[BEGIN]

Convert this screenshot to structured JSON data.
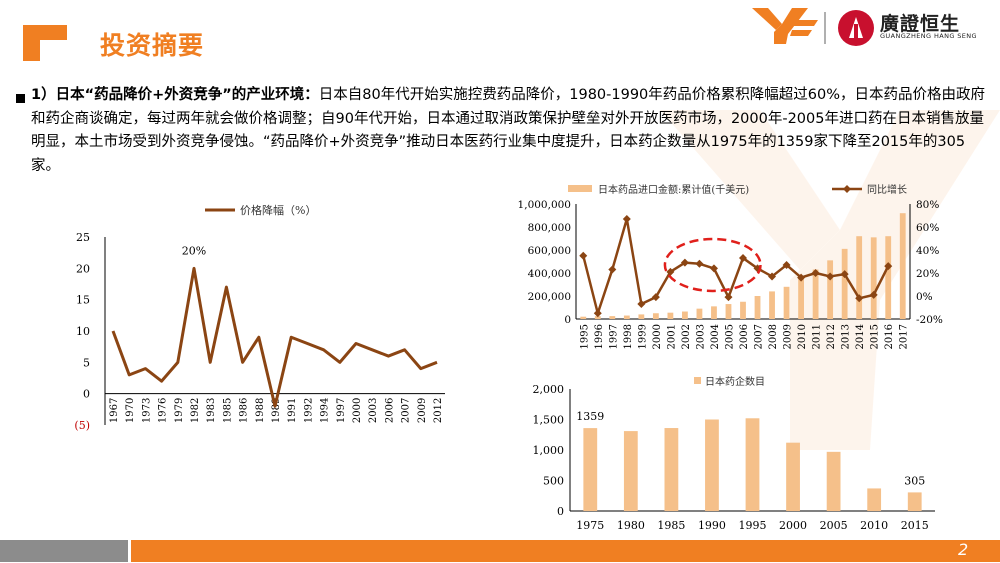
{
  "header": {
    "title": "投资摘要",
    "logo_cn": "廣證恒生",
    "logo_en": "GUANGZHENG HANG SENG",
    "page_number": "2"
  },
  "paragraph": {
    "lead": "1）日本“药品降价+外资竞争”的产业环境：",
    "body": "日本自80年代开始实施控费药品降价，1980-1990年药品价格累积降幅超过60%，日本药品价格由政府和药企商谈确定，每过两年就会做价格调整；自90年代开始，日本通过取消政策保护壁垒对外开放医药市场，2000年-2005年进口药在日本销售放量明显，本土市场受到外资竞争侵蚀。“药品降价+外资竞争”推动日本医药行业集中度提升，日本药企数量从1975年的1359家下降至2015年的305家。"
  },
  "colors": {
    "accent": "#f07f22",
    "line_brown": "#8b4513",
    "bar_tan": "#f5c08a",
    "ellipse_red": "#e0201b",
    "footer_grey": "#8c8c8c"
  },
  "chart_data": [
    {
      "type": "line",
      "legend": "价格降幅（%）",
      "categories": [
        "1967",
        "1970",
        "1973",
        "1976",
        "1979",
        "1982",
        "1983",
        "1985",
        "1986",
        "1988",
        "1989",
        "1991",
        "1992",
        "1994",
        "1997",
        "2000",
        "2003",
        "2006",
        "2007",
        "2009",
        "2012"
      ],
      "values": [
        10,
        3,
        4,
        2,
        5,
        20,
        5,
        17,
        5,
        9,
        -2,
        9,
        8,
        7,
        5,
        8,
        7,
        6,
        7,
        4,
        5
      ],
      "annotation": "20%",
      "ylim": [
        -5,
        25
      ],
      "yticks": [
        "25",
        "20",
        "15",
        "10",
        "5",
        "0",
        "(5)"
      ]
    },
    {
      "type": "bar+line",
      "categories": [
        "1995",
        "1996",
        "1997",
        "1998",
        "1999",
        "2000",
        "2001",
        "2002",
        "2003",
        "2004",
        "2005",
        "2006",
        "2007",
        "2008",
        "2009",
        "2010",
        "2011",
        "2012",
        "2013",
        "2014",
        "2015",
        "2016",
        "2017"
      ],
      "series": [
        {
          "name": "日本药品进口金额:累计值(千美元)",
          "type": "bar",
          "axis": "left",
          "values": [
            20000,
            25000,
            25000,
            30000,
            40000,
            50000,
            55000,
            65000,
            90000,
            110000,
            130000,
            150000,
            200000,
            240000,
            280000,
            370000,
            430000,
            510000,
            610000,
            720000,
            710000,
            720000,
            920000
          ]
        },
        {
          "name": "同比增长",
          "type": "line",
          "axis": "right",
          "values": [
            35,
            -15,
            23,
            67,
            -7,
            -1,
            21,
            29,
            28,
            24,
            -1,
            33,
            24,
            17,
            27,
            16,
            20,
            17,
            19,
            -2,
            1,
            26,
            null
          ]
        }
      ],
      "left_ticks": [
        "1,000,000",
        "800,000",
        "600,000",
        "400,000",
        "200,000",
        "0"
      ],
      "right_ticks": [
        "80%",
        "60%",
        "40%",
        "20%",
        "0%",
        "-20%"
      ],
      "ylim_left": [
        0,
        1000000
      ],
      "ylim_right": [
        -20,
        80
      ]
    },
    {
      "type": "bar",
      "legend": "日本药企数目",
      "categories": [
        "1975",
        "1980",
        "1985",
        "1990",
        "1995",
        "2000",
        "2005",
        "2010",
        "2015"
      ],
      "values": [
        1359,
        1310,
        1360,
        1500,
        1520,
        1120,
        970,
        370,
        305
      ],
      "data_labels": [
        "1359",
        "",
        "",
        "",
        "",
        "",
        "",
        "",
        "305"
      ],
      "ylim": [
        0,
        2000
      ],
      "yticks": [
        "2,000",
        "1,500",
        "1,000",
        "500",
        "0"
      ]
    }
  ]
}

[END]

Could you reproduce every record above exactly, leaving out the pictures?

Solution to the problem:
Convert this screenshot to structured JSON data.
{
  "header": {
    "title": "投资摘要",
    "logo_cn": "廣證恒生",
    "logo_en": "GUANGZHENG HANG SENG",
    "page_number": "2"
  },
  "paragraph": {
    "lead": "1）日本“药品降价+外资竞争”的产业环境：",
    "body": "日本自80年代开始实施控费药品降价，1980-1990年药品价格累积降幅超过60%，日本药品价格由政府和药企商谈确定，每过两年就会做价格调整；自90年代开始，日本通过取消政策保护壁垒对外开放医药市场，2000年-2005年进口药在日本销售放量明显，本土市场受到外资竞争侵蚀。“药品降价+外资竞争”推动日本医药行业集中度提升，日本药企数量从1975年的1359家下降至2015年的305家。"
  },
  "colors": {
    "accent": "#f07f22",
    "line_brown": "#8b4513",
    "bar_tan": "#f5c08a",
    "ellipse_red": "#e0201b",
    "footer_grey": "#8c8c8c"
  },
  "chart_data": [
    {
      "type": "line",
      "legend": "价格降幅（%）",
      "categories": [
        "1967",
        "1970",
        "1973",
        "1976",
        "1979",
        "1982",
        "1983",
        "1985",
        "1986",
        "1988",
        "1989",
        "1991",
        "1992",
        "1994",
        "1997",
        "2000",
        "2003",
        "2006",
        "2007",
        "2009",
        "2012"
      ],
      "values": [
        10,
        3,
        4,
        2,
        5,
        20,
        5,
        17,
        5,
        9,
        -2,
        9,
        8,
        7,
        5,
        8,
        7,
        6,
        7,
        4,
        5
      ],
      "annotation": "20%",
      "ylim": [
        -5,
        25
      ],
      "yticks": [
        "25",
        "20",
        "15",
        "10",
        "5",
        "0",
        "(5)"
      ]
    },
    {
      "type": "bar+line",
      "categories": [
        "1995",
        "1996",
        "1997",
        "1998",
        "1999",
        "2000",
        "2001",
        "2002",
        "2003",
        "2004",
        "2005",
        "2006",
        "2007",
        "2008",
        "2009",
        "2010",
        "2011",
        "2012",
        "2013",
        "2014",
        "2015",
        "2016",
        "2017"
      ],
      "series": [
        {
          "name": "日本药品进口金额:累计值(千美元)",
          "type": "bar",
          "axis": "left",
          "values": [
            20000,
            25000,
            25000,
            30000,
            40000,
            50000,
            55000,
            65000,
            90000,
            110000,
            130000,
            150000,
            200000,
            240000,
            280000,
            370000,
            430000,
            510000,
            610000,
            720000,
            710000,
            720000,
            920000
          ]
        },
        {
          "name": "同比增长",
          "type": "line",
          "axis": "right",
          "values": [
            35,
            -15,
            23,
            67,
            -7,
            -1,
            21,
            29,
            28,
            24,
            -1,
            33,
            24,
            17,
            27,
            16,
            20,
            17,
            19,
            -2,
            1,
            26,
            null
          ]
        }
      ],
      "left_ticks": [
        "1,000,000",
        "800,000",
        "600,000",
        "400,000",
        "200,000",
        "0"
      ],
      "right_ticks": [
        "80%",
        "60%",
        "40%",
        "20%",
        "0%",
        "-20%"
      ],
      "ylim_left": [
        0,
        1000000
      ],
      "ylim_right": [
        -20,
        80
      ]
    },
    {
      "type": "bar",
      "legend": "日本药企数目",
      "categories": [
        "1975",
        "1980",
        "1985",
        "1990",
        "1995",
        "2000",
        "2005",
        "2010",
        "2015"
      ],
      "values": [
        1359,
        1310,
        1360,
        1500,
        1520,
        1120,
        970,
        370,
        305
      ],
      "data_labels": [
        "1359",
        "",
        "",
        "",
        "",
        "",
        "",
        "",
        "305"
      ],
      "ylim": [
        0,
        2000
      ],
      "yticks": [
        "2,000",
        "1,500",
        "1,000",
        "500",
        "0"
      ]
    }
  ]
}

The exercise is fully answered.